### DATA ROWS
───

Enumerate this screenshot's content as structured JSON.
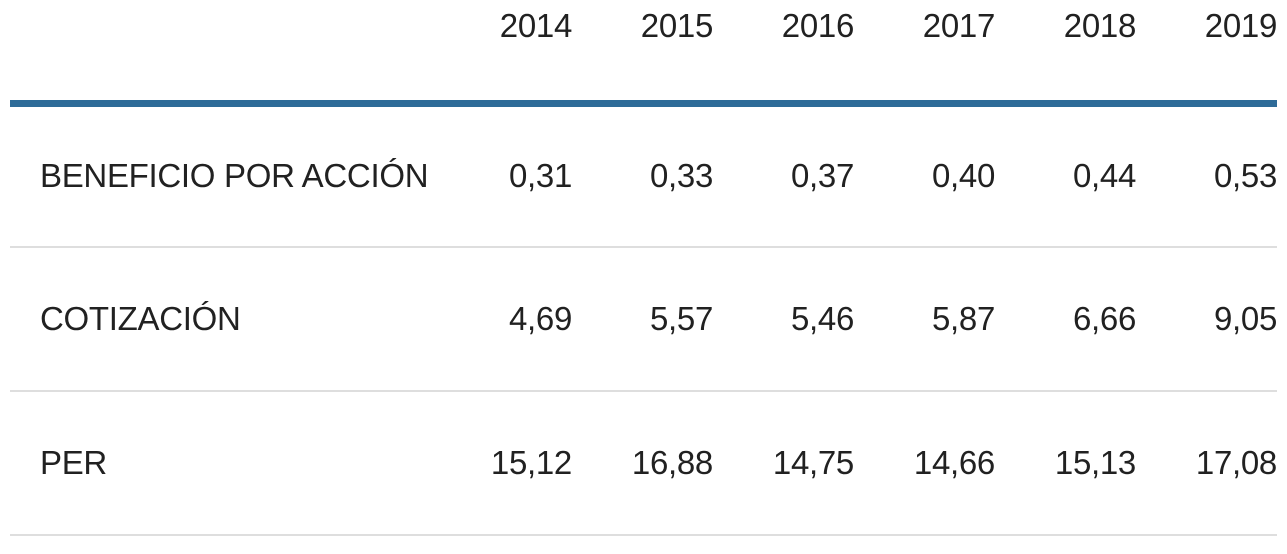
{
  "colors": {
    "accent_rule": "#2e6b98",
    "divider": "#dedede",
    "text": "#212121",
    "background": "#ffffff"
  },
  "table": {
    "corner_label": "",
    "columns": [
      "2014",
      "2015",
      "2016",
      "2017",
      "2018",
      "2019"
    ],
    "rows": [
      {
        "label": "BENEFICIO POR ACCIÓN",
        "values": [
          "0,31",
          "0,33",
          "0,37",
          "0,40",
          "0,44",
          "0,53"
        ]
      },
      {
        "label": "COTIZACIÓN",
        "values": [
          "4,69",
          "5,57",
          "5,46",
          "5,87",
          "6,66",
          "9,05"
        ]
      },
      {
        "label": "PER",
        "values": [
          "15,12",
          "16,88",
          "14,75",
          "14,66",
          "15,13",
          "17,08"
        ]
      }
    ]
  },
  "chart_data": {
    "type": "table",
    "categories": [
      "2014",
      "2015",
      "2016",
      "2017",
      "2018",
      "2019"
    ],
    "series": [
      {
        "name": "BENEFICIO POR ACCIÓN",
        "values": [
          0.31,
          0.33,
          0.37,
          0.4,
          0.44,
          0.53
        ]
      },
      {
        "name": "COTIZACIÓN",
        "values": [
          4.69,
          5.57,
          5.46,
          5.87,
          6.66,
          9.05
        ]
      },
      {
        "name": "PER",
        "values": [
          15.12,
          16.88,
          14.75,
          14.66,
          15.13,
          17.08
        ]
      }
    ],
    "title": "",
    "xlabel": "",
    "ylabel": "",
    "number_format": "comma-decimal",
    "legend_position": "none",
    "grid": "horizontal-dividers"
  }
}
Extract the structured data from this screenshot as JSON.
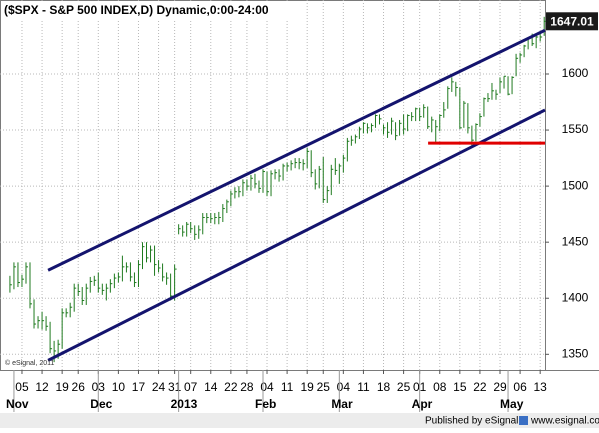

───

Looking at the entries above, state how many lines contain "this"; give the number alone.

### TASK RESULT
2